__Task directions__
Quote the listing in full, exactly as given, minus any pictures.

=== Data entries ===

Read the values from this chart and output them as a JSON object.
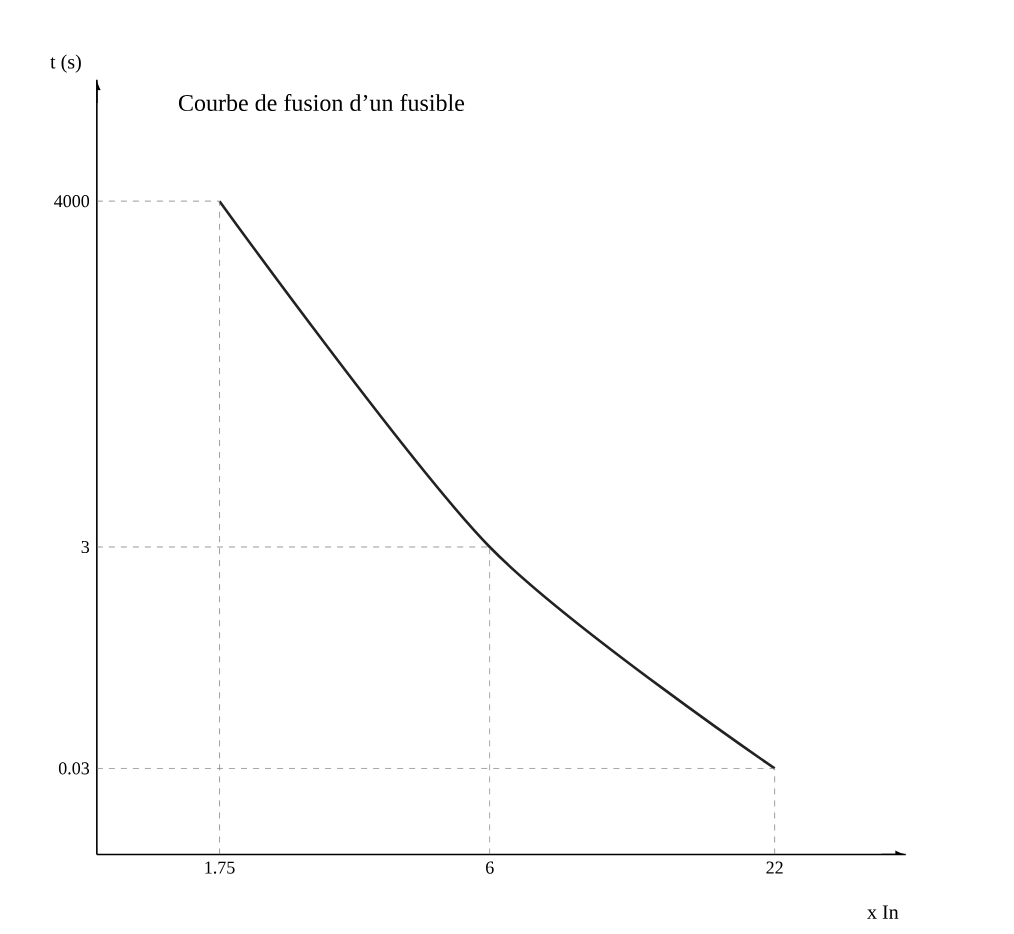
{
  "chart_data": {
    "type": "line",
    "title": "Courbe de fusion d’un fusible",
    "xlabel": "x In",
    "ylabel": "t (s)",
    "log": "xy",
    "xlim": [
      1,
      40
    ],
    "ylim": [
      0.005,
      50000
    ],
    "xticks": [
      1.75,
      6,
      22
    ],
    "yticks": [
      0.03,
      3,
      4000
    ],
    "series": [
      {
        "color": "#222222",
        "x": [
          1.75,
          6,
          22
        ],
        "values": [
          4000,
          3,
          0.03
        ]
      }
    ],
    "ref_lines": [
      {
        "axis": "y",
        "value": 4000,
        "line_style": "dashed"
      },
      {
        "axis": "y",
        "value": 3,
        "line_style": "dashed"
      },
      {
        "axis": "y",
        "value": 0.03,
        "line_style": "dashed"
      },
      {
        "axis": "x",
        "value": 1.75,
        "line_style": "dashed"
      },
      {
        "axis": "x",
        "value": 6,
        "line_style": "dashed"
      },
      {
        "axis": "x",
        "value": 22,
        "line_style": "dashed"
      }
    ],
    "grid": false,
    "marker": "none"
  }
}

===

__Full solution__
Read the values from this chart and output them as a JSON object.
{
  "chart_data": {
    "type": "line",
    "title": "Courbe de fusion d’un fusible",
    "xlabel": "x In",
    "ylabel": "t (s)",
    "log": "xy",
    "xlim": [
      1,
      40
    ],
    "ylim": [
      0.005,
      50000
    ],
    "xticks": [
      1.75,
      6,
      22
    ],
    "yticks": [
      0.03,
      3,
      4000
    ],
    "series": [
      {
        "color": "#222222",
        "x": [
          1.75,
          6,
          22
        ],
        "values": [
          4000,
          3,
          0.03
        ]
      }
    ],
    "ref_lines": [
      {
        "axis": "y",
        "value": 4000,
        "line_style": "dashed"
      },
      {
        "axis": "y",
        "value": 3,
        "line_style": "dashed"
      },
      {
        "axis": "y",
        "value": 0.03,
        "line_style": "dashed"
      },
      {
        "axis": "x",
        "value": 1.75,
        "line_style": "dashed"
      },
      {
        "axis": "x",
        "value": 6,
        "line_style": "dashed"
      },
      {
        "axis": "x",
        "value": 22,
        "line_style": "dashed"
      }
    ],
    "grid": false,
    "marker": "none"
  }
}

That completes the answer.